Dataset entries

-- Start --

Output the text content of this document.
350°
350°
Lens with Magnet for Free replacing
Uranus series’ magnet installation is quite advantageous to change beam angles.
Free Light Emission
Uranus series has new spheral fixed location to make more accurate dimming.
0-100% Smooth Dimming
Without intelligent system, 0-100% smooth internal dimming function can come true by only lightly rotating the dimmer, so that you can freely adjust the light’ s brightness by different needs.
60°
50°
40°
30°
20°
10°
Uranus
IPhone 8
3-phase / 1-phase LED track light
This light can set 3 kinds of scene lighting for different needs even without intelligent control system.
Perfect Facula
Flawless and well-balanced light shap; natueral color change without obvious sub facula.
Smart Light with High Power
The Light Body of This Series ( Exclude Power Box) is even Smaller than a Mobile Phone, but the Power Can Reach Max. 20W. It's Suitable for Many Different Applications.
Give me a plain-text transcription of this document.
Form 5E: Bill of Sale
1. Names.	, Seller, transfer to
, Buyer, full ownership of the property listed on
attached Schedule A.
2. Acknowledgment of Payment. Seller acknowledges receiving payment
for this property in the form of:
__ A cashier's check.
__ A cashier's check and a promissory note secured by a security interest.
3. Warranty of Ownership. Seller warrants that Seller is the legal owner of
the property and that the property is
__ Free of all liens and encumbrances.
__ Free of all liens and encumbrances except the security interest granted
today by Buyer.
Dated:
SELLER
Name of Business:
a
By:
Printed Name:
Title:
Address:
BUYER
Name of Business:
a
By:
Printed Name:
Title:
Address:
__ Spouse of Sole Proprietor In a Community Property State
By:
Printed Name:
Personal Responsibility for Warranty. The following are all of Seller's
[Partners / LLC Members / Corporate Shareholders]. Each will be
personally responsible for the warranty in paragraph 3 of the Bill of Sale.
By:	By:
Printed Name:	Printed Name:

-- End --

**Goal of the exercise**
Every line in the data above that contains "Power" needs to be copied.

**Result**
Smart Light with High Power
The Light Body of This Series ( Exclude Power Box) is even Smaller than a Mobile Phone, but the Power Can Reach Max. 20W. It's Suitable for Many Different Applications.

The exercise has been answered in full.